* _What the task asks_: In the records below, locate the line containing "What's the underlying", then extract it and all following lines exactly, ending with the last line.

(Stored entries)
···

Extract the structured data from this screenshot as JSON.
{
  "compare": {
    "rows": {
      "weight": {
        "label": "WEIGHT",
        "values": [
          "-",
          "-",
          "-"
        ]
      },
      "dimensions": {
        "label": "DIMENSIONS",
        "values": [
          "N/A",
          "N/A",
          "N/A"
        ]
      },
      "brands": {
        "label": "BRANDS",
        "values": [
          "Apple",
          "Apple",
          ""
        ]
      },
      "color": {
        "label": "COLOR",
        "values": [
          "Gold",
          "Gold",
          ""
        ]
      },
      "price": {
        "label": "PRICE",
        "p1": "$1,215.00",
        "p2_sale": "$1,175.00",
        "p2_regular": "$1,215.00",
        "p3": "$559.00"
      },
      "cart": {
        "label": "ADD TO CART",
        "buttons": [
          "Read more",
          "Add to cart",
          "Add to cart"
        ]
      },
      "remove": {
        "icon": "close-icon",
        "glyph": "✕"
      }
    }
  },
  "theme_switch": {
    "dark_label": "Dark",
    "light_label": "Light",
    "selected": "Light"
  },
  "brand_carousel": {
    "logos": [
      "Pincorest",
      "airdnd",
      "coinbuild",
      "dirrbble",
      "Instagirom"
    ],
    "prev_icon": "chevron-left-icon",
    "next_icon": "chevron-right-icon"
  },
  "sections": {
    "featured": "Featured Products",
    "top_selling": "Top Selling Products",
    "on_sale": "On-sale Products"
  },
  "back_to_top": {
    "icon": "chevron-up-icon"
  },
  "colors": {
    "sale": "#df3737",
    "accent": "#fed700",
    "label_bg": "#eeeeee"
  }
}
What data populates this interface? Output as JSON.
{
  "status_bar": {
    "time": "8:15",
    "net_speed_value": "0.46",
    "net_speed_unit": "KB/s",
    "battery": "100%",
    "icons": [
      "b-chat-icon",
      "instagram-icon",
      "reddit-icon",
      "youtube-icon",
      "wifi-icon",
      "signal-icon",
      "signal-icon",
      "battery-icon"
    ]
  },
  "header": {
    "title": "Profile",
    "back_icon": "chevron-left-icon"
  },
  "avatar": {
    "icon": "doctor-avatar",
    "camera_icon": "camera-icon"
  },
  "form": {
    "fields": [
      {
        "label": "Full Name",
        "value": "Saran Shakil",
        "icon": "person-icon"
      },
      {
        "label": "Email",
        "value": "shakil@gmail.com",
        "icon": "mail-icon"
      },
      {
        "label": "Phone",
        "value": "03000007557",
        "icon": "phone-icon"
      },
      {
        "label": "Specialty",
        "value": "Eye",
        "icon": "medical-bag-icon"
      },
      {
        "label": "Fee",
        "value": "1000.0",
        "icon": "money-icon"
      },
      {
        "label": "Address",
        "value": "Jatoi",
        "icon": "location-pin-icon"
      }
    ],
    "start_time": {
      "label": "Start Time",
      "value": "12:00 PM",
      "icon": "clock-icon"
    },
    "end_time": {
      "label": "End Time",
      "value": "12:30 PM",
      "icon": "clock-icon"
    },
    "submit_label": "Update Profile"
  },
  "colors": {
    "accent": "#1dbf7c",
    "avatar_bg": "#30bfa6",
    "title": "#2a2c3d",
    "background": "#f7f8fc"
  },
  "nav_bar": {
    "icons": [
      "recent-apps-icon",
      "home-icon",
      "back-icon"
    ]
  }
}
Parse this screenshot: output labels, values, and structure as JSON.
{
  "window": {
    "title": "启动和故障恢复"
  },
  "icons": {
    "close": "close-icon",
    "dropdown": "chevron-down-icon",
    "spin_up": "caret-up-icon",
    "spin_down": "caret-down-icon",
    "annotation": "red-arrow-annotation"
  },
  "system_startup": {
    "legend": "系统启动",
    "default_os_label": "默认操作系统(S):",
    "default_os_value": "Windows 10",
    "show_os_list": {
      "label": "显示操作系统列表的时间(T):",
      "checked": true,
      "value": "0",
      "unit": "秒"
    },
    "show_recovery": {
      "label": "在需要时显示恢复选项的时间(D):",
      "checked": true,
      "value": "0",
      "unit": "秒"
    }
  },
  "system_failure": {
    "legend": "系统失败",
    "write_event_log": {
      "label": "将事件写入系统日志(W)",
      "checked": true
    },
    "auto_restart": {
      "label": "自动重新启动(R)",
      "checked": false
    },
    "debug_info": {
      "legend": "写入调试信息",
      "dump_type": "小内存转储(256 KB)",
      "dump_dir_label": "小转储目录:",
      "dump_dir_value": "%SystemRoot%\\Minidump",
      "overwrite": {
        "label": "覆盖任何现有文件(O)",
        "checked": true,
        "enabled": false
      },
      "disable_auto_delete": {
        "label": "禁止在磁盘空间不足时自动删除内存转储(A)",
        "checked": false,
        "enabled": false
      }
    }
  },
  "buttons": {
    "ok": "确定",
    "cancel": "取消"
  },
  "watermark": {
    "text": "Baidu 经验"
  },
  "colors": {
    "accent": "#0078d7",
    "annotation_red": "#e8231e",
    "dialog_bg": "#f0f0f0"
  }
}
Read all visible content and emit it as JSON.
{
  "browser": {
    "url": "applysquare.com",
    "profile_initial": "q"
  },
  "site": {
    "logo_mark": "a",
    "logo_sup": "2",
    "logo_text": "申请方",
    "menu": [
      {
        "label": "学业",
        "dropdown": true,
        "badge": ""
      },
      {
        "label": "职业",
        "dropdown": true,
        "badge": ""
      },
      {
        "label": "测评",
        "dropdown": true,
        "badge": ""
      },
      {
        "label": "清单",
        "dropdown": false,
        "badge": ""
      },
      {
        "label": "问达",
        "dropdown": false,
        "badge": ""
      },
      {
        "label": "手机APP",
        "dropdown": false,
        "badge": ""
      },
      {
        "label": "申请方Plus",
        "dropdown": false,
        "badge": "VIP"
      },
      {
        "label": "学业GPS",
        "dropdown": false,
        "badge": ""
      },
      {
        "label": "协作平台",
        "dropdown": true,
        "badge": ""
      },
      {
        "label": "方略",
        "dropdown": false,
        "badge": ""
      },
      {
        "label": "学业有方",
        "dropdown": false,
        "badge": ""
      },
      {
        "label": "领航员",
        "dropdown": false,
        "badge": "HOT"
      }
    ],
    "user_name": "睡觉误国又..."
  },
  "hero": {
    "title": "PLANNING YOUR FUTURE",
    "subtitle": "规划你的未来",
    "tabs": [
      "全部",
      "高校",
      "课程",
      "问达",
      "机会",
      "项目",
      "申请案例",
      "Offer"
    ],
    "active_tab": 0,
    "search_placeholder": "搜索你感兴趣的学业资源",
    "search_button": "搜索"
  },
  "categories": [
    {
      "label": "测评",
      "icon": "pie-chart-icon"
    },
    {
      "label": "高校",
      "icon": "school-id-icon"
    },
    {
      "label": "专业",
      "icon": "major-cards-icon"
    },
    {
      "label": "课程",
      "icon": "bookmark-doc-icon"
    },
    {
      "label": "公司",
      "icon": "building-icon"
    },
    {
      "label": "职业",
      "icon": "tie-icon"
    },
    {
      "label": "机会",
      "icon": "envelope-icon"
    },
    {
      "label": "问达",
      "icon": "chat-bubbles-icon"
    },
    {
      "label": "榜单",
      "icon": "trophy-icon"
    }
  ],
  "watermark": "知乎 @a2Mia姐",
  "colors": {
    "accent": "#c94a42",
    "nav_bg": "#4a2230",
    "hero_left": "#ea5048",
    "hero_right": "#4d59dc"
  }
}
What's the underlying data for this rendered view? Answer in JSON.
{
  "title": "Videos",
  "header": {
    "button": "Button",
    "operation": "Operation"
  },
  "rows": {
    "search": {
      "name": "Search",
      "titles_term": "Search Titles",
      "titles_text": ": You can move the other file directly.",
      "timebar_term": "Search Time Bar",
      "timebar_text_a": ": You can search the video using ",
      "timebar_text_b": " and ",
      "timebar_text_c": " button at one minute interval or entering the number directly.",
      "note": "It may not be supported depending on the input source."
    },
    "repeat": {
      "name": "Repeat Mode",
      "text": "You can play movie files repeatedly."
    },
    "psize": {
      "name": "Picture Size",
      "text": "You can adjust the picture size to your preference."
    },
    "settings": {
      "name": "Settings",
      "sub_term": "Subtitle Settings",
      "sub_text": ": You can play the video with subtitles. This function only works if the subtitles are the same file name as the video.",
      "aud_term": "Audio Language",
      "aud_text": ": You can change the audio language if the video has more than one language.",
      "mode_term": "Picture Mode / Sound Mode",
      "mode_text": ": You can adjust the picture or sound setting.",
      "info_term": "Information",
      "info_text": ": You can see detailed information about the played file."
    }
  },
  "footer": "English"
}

···

* _Full output_:
What's the underlying data for this rendered view? Answer in JSON.
{
  "title": "Videos",
  "header": {
    "button": "Button",
    "operation": "Operation"
  },
  "rows": {
    "search": {
      "name": "Search",
      "titles_term": "Search Titles",
      "titles_text": ": You can move the other file directly.",
      "timebar_term": "Search Time Bar",
      "timebar_text_a": ": You can search the video using ",
      "timebar_text_b": " and ",
      "timebar_text_c": " button at one minute interval or entering the number directly.",
      "note": "It may not be supported depending on the input source."
    },
    "repeat": {
      "name": "Repeat Mode",
      "text": "You can play movie files repeatedly."
    },
    "psize": {
      "name": "Picture Size",
      "text": "You can adjust the picture size to your preference."
    },
    "settings": {
      "name": "Settings",
      "sub_term": "Subtitle Settings",
      "sub_text": ": You can play the video with subtitles. This function only works if the subtitles are the same file name as the video.",
      "aud_term": "Audio Language",
      "aud_text": ": You can change the audio language if the video has more than one language.",
      "mode_term": "Picture Mode / Sound Mode",
      "mode_text": ": You can adjust the picture or sound setting.",
      "info_term": "Information",
      "info_text": ": You can see detailed information about the played file."
    }
  },
  "footer": "English"
}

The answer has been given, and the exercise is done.